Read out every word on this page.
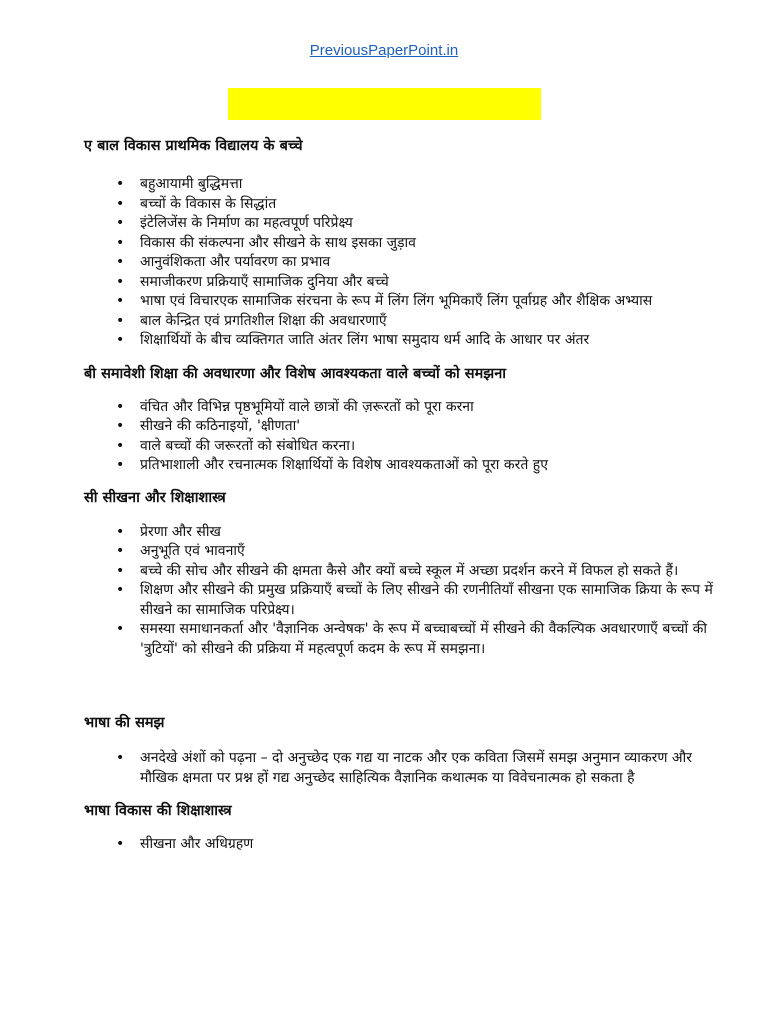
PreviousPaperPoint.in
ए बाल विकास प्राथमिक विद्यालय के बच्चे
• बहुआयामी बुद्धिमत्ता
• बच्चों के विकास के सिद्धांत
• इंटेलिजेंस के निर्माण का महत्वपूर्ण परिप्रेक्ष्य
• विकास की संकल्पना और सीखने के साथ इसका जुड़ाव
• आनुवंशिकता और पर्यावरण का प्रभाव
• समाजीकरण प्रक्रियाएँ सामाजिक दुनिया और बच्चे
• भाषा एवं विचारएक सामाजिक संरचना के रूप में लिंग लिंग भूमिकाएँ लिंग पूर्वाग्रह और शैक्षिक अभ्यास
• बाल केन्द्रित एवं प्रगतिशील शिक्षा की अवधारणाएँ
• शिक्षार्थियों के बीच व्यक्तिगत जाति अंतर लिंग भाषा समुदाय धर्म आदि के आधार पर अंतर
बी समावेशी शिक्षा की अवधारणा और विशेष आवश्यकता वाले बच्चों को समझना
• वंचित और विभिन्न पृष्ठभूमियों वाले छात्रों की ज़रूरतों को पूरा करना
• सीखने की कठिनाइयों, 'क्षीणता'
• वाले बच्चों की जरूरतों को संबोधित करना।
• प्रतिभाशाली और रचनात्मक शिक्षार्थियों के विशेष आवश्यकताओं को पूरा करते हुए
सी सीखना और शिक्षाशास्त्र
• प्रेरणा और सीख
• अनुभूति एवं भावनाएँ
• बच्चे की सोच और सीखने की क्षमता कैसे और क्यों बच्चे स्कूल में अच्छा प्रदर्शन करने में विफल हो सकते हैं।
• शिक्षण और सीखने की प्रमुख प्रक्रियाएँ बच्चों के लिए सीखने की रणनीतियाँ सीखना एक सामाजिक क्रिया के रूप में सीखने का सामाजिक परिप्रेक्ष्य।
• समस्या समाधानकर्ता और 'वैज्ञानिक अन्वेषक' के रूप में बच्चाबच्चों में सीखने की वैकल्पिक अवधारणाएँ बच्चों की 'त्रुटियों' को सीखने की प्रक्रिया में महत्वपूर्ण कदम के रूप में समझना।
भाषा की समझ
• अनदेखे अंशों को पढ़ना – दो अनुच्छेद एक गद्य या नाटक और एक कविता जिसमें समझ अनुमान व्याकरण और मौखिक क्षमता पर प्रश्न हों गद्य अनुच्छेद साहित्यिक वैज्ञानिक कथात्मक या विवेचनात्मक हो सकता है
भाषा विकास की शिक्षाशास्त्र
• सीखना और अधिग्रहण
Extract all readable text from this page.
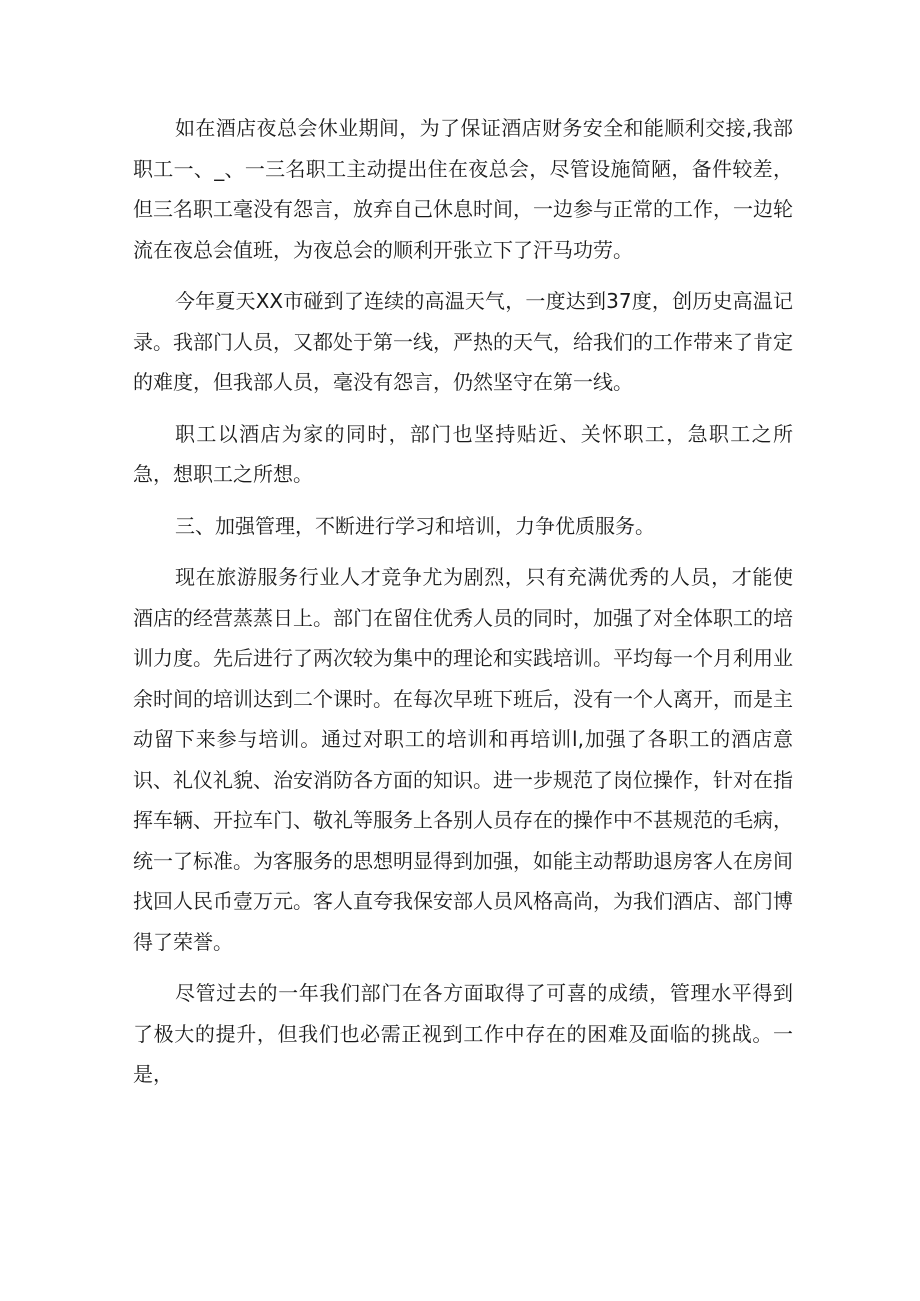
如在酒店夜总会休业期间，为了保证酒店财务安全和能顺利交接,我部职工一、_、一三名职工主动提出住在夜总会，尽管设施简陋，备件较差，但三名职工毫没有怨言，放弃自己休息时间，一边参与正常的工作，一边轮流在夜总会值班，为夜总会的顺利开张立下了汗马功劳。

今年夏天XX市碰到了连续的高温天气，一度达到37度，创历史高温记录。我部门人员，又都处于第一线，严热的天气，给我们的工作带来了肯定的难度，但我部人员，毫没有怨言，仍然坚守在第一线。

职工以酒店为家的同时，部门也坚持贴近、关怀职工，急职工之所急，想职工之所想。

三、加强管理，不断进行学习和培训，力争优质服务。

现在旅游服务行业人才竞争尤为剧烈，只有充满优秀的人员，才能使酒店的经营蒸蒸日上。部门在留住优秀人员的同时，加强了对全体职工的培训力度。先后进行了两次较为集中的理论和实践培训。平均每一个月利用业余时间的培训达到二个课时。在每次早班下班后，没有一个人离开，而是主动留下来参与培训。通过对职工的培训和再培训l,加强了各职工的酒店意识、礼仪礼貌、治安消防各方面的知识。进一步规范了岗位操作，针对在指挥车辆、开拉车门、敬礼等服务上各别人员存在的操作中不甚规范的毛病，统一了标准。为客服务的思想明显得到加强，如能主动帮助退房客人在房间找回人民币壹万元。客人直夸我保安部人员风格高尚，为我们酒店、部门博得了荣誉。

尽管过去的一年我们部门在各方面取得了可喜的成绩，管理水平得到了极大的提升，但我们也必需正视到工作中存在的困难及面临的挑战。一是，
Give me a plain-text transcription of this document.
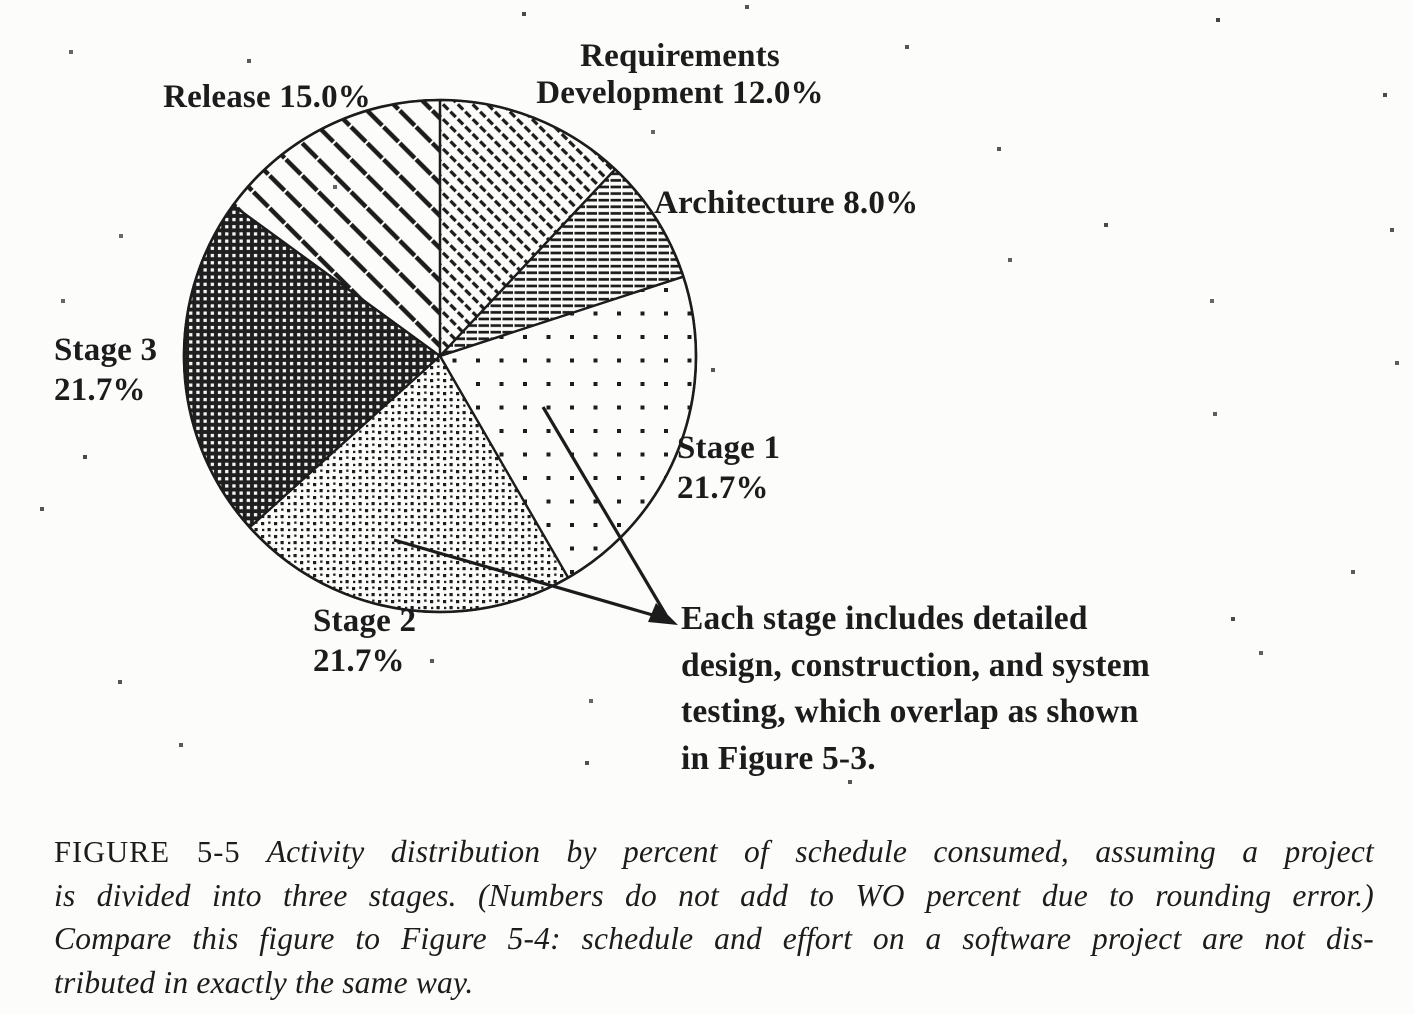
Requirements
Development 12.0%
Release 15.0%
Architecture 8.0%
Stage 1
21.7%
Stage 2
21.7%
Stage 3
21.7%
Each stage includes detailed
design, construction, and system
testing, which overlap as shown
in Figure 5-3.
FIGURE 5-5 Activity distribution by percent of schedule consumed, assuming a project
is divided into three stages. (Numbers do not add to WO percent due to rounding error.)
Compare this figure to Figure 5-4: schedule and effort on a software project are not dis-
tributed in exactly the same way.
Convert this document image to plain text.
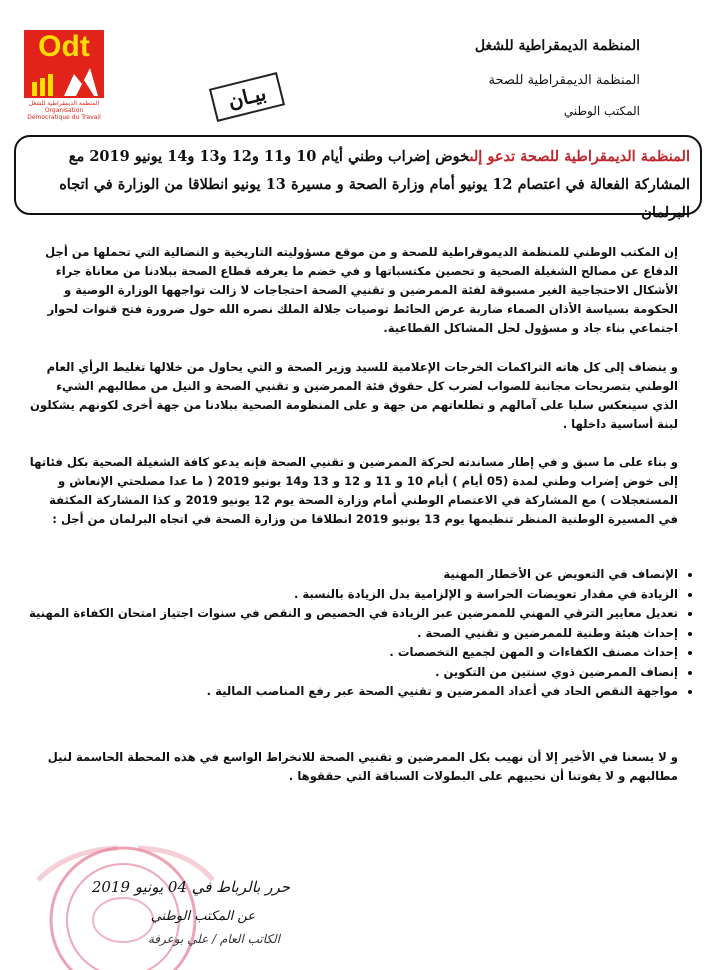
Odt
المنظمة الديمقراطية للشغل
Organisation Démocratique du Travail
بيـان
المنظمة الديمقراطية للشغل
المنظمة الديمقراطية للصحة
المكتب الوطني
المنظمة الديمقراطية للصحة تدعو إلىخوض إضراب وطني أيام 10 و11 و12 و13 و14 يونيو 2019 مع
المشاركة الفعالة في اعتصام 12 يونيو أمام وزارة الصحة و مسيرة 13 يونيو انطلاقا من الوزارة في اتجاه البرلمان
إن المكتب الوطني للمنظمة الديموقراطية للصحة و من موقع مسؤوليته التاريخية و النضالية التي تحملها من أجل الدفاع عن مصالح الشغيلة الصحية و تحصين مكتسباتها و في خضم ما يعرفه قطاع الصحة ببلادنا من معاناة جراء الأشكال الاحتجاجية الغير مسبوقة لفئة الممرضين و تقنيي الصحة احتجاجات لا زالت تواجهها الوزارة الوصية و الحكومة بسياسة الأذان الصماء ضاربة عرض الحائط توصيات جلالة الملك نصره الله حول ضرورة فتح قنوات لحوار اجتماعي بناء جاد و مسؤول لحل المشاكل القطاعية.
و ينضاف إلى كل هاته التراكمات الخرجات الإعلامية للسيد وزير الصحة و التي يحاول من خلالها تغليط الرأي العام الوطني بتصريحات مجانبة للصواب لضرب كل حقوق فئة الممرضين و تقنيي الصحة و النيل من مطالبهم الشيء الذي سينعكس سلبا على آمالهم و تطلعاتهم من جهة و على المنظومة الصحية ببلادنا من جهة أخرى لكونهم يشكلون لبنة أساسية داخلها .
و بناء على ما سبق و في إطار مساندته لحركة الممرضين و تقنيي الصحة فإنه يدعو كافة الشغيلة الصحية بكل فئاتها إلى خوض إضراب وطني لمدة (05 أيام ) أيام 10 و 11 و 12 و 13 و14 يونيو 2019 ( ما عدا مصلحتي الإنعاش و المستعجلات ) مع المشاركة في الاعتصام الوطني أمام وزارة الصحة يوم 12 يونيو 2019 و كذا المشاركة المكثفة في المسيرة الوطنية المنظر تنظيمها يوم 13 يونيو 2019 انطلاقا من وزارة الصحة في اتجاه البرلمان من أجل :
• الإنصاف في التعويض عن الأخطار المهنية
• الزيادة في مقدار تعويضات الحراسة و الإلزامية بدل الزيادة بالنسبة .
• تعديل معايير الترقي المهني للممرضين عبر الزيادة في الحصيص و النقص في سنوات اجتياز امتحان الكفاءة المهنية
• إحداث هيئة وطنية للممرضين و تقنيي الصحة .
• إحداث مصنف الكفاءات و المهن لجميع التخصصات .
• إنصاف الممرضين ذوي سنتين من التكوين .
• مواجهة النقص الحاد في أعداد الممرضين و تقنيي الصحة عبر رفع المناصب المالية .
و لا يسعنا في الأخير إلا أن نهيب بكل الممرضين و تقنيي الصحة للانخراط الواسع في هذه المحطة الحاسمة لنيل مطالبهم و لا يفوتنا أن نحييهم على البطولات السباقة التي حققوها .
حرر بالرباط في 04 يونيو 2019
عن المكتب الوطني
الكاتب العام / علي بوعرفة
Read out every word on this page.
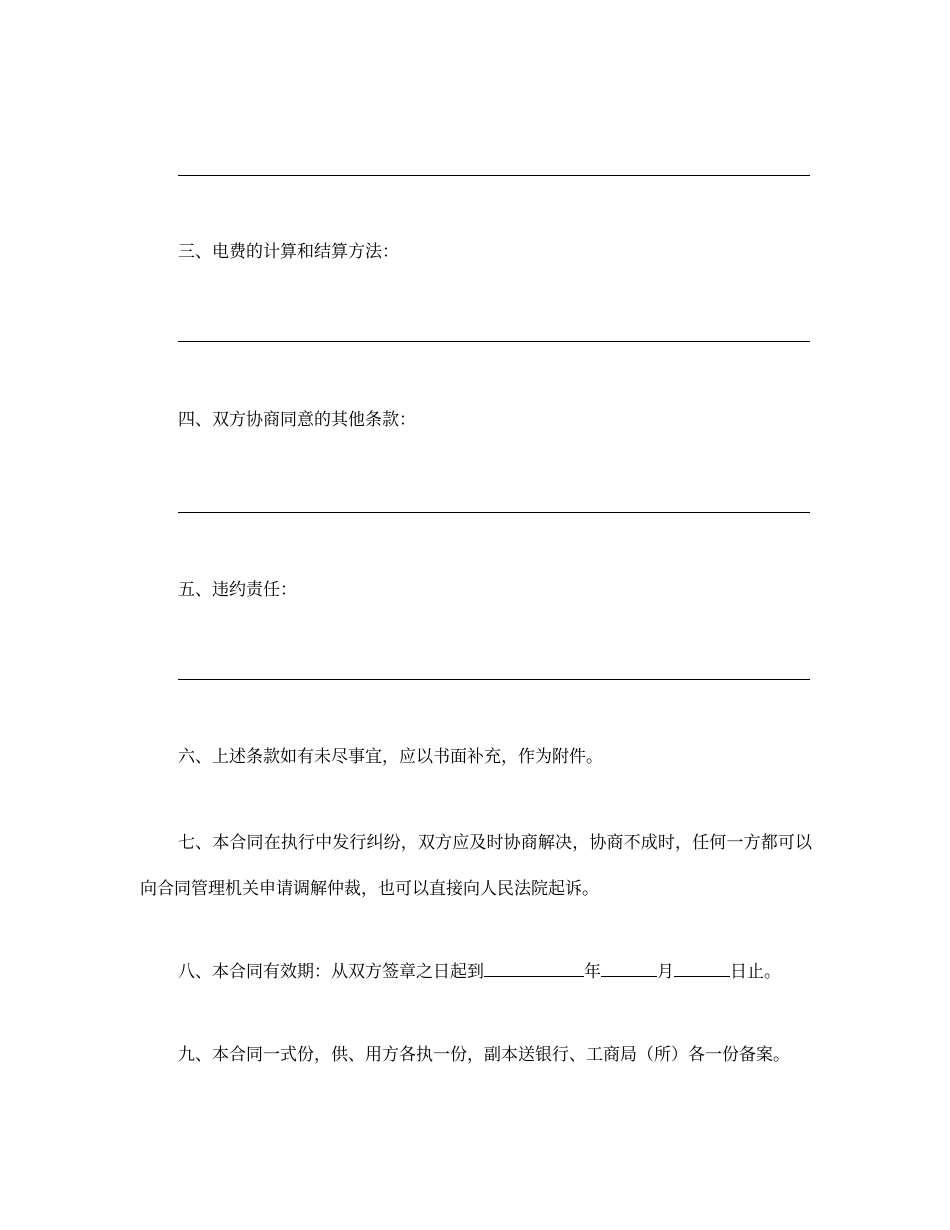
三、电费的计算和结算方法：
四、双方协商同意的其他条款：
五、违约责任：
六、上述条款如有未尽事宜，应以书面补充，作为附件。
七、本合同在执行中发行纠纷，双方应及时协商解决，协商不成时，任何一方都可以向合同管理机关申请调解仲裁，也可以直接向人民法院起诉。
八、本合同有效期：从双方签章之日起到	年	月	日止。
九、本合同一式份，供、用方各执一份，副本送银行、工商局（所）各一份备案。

**Exercise instructions:**
Collect each line of the entries that has the word "انطلاقا", copying it in full.

**Solution below:**
المشاركة الفعالة في اعتصام 12 يونيو أمام وزارة الصحة و مسيرة 13 يونيو انطلاقا من الوزارة في اتجاه البرلمان
و بناء على ما سبق و في إطار مساندته لحركة الممرضين و تقنيي الصحة فإنه يدعو كافة الشغيلة الصحية بكل فئاتها إلى خوض إضراب وطني لمدة (05 أيام ) أيام 10 و 11 و 12 و 13 و14 يونيو 2019 ( ما عدا مصلحتي الإنعاش و المستعجلات ) مع المشاركة في الاعتصام الوطني أمام وزارة الصحة يوم 12 يونيو 2019 و كذا المشاركة المكثفة في المسيرة الوطنية المنظر تنظيمها يوم 13 يونيو 2019 انطلاقا من وزارة الصحة في اتجاه البرلمان من أجل :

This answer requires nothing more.